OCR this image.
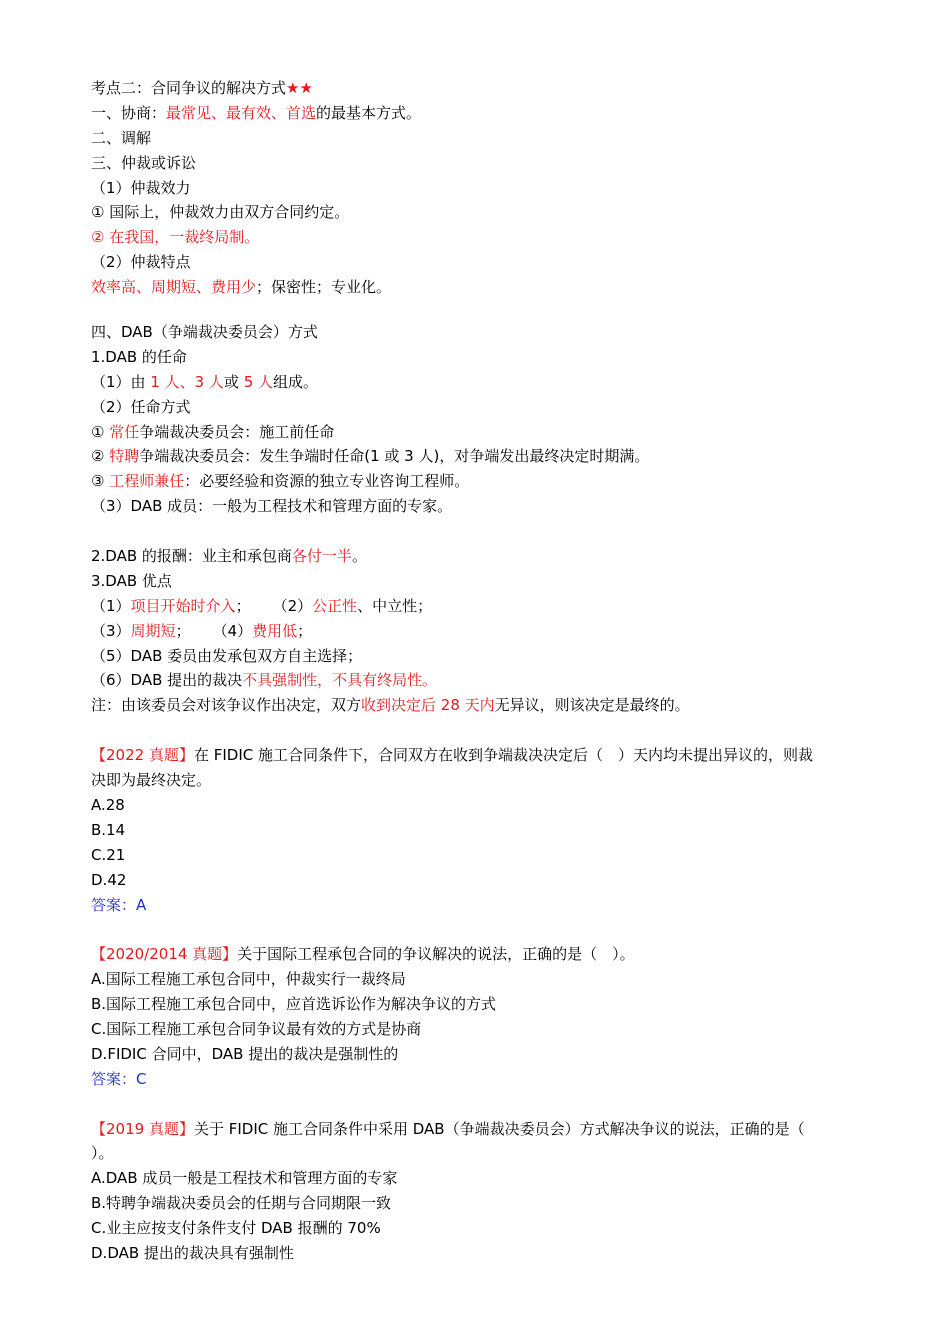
考点二：合同争议的解决方式★★
一、协商：最常见、最有效、首选的最基本方式。
二、调解
三、仲裁或诉讼
（1）仲裁效力
① 国际上，仲裁效力由双方合同约定。
② 在我国，一裁终局制。
（2）仲裁特点
效率高、周期短、费用少；保密性；专业化。
四、DAB（争端裁决委员会）方式
1.DAB 的任命
（1）由 1 人、3 人或 5 人组成。
（2）任命方式
① 常任争端裁决委员会：施工前任命
② 特聘争端裁决委员会：发生争端时任命(1 或 3 人)，对争端发出最终决定时期满。
③ 工程师兼任：必要经验和资源的独立专业咨询工程师。
（3）DAB 成员：一般为工程技术和管理方面的专家。
2.DAB 的报酬：业主和承包商各付一半。
3.DAB 优点
（1）项目开始时介入； （2）公正性、中立性；
（3）周期短； （4）费用低；
（5）DAB 委员由发承包双方自主选择；
（6）DAB 提出的裁决不具强制性，不具有终局性。
注：由该委员会对该争议作出决定，双方收到决定后 28 天内无异议，则该决定是最终的。
【2022 真题】在 FIDIC 施工合同条件下，合同双方在收到争端裁决决定后（　）天内均未提出异议的，则裁
决即为最终决定。
A.28
B.14
C.21
D.42
答案：A
【2020/2014 真题】关于国际工程承包合同的争议解决的说法，正确的是（　）。
A.国际工程施工承包合同中，仲裁实行一裁终局
B.国际工程施工承包合同中，应首选诉讼作为解决争议的方式
C.国际工程施工承包合同争议最有效的方式是协商
D.FIDIC 合同中，DAB 提出的裁决是强制性的
答案：C
【2019 真题】关于 FIDIC 施工合同条件中采用 DAB（争端裁决委员会）方式解决争议的说法，正确的是（
）。
A.DAB 成员一般是工程技术和管理方面的专家
B.特聘争端裁决委员会的任期与合同期限一致
C.业主应按支付条件支付 DAB 报酬的 70%
D.DAB 提出的裁决具有强制性
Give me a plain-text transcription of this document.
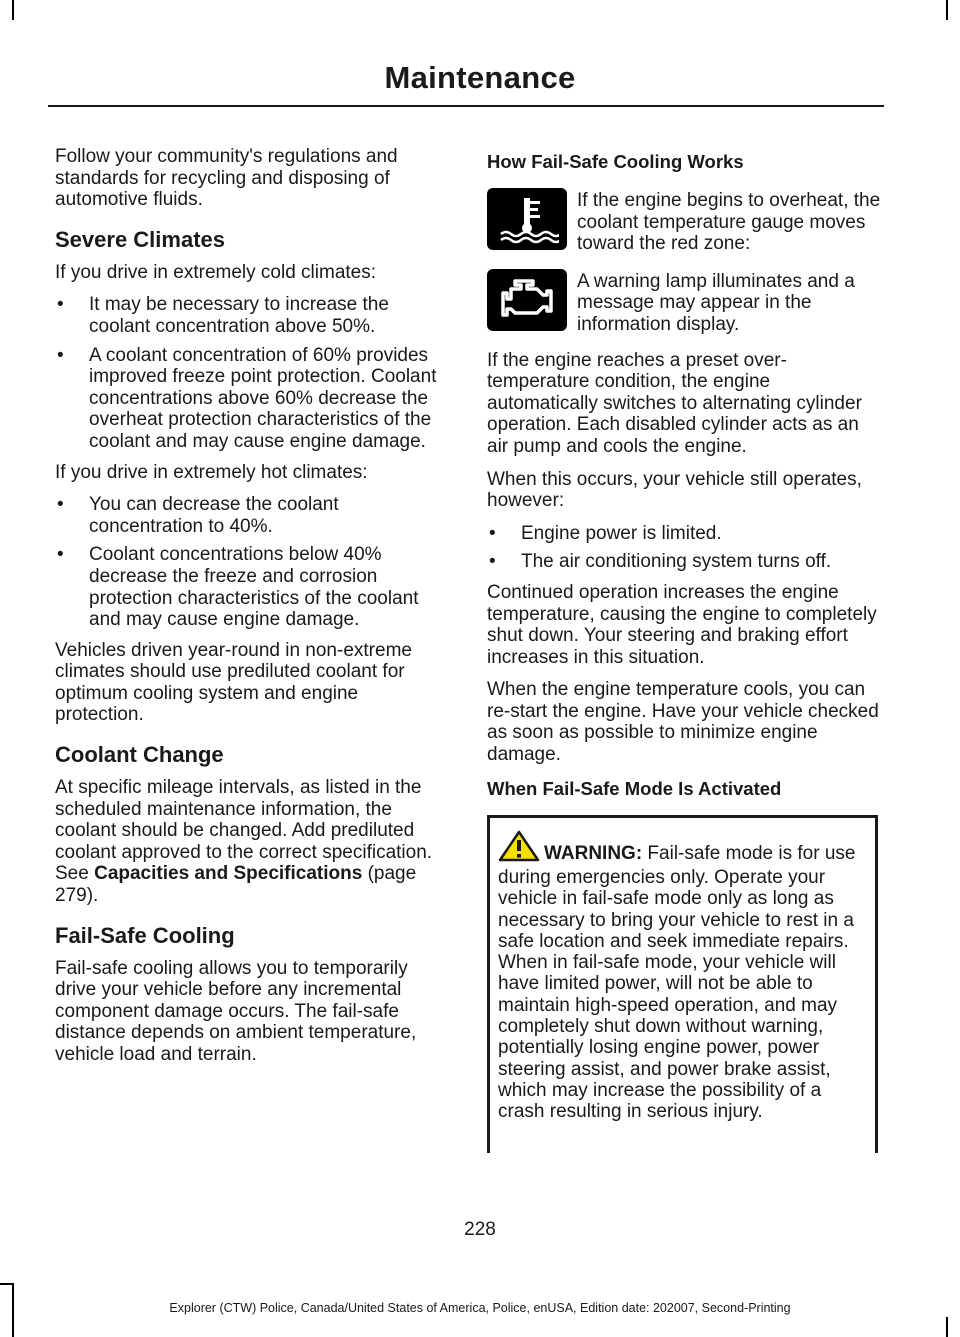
Maintenance

Follow your community's regulations and standards for recycling and disposing of automotive fluids.

Severe Climates

If you drive in extremely cold climates:

• It may be necessary to increase the coolant concentration above 50%.
• A coolant concentration of 60% provides improved freeze point protection. Coolant concentrations above 60% decrease the overheat protection characteristics of the coolant and may cause engine damage.

If you drive in extremely hot climates:

• You can decrease the coolant concentration to 40%.
• Coolant concentrations below 40% decrease the freeze and corrosion protection characteristics of the coolant and may cause engine damage.

Vehicles driven year-round in non-extreme climates should use prediluted coolant for optimum cooling system and engine protection.

Coolant Change

At specific mileage intervals, as listed in the scheduled maintenance information, the coolant should be changed. Add prediluted coolant approved to the correct specification. See Capacities and Specifications (page 279).

Fail-Safe Cooling

Fail-safe cooling allows you to temporarily drive your vehicle before any incremental component damage occurs. The fail-safe distance depends on ambient temperature, vehicle load and terrain.

How Fail-Safe Cooling Works

If the engine begins to overheat, the coolant temperature gauge moves toward the red zone:

A warning lamp illuminates and a message may appear in the information display.

If the engine reaches a preset over-temperature condition, the engine automatically switches to alternating cylinder operation. Each disabled cylinder acts as an air pump and cools the engine.

When this occurs, your vehicle still operates, however:

• Engine power is limited.
• The air conditioning system turns off.

Continued operation increases the engine temperature, causing the engine to completely shut down. Your steering and braking effort increases in this situation.

When the engine temperature cools, you can re-start the engine. Have your vehicle checked as soon as possible to minimize engine damage.

When Fail-Safe Mode Is Activated

WARNING: Fail-safe mode is for use during emergencies only. Operate your vehicle in fail-safe mode only as long as necessary to bring your vehicle to rest in a safe location and seek immediate repairs. When in fail-safe mode, your vehicle will have limited power, will not be able to maintain high-speed operation, and may completely shut down without warning, potentially losing engine power, power steering assist, and power brake assist, which may increase the possibility of a crash resulting in serious injury.

228
Explorer (CTW) Police, Canada/United States of America, Police, enUSA, Edition date: 202007, Second-Printing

- WORK TO COMPLETE:
Using the data above, copy each line that contains "extremely".

- TASK ANSWER:
If you drive in extremely cold climates:
If you drive in extremely hot climates:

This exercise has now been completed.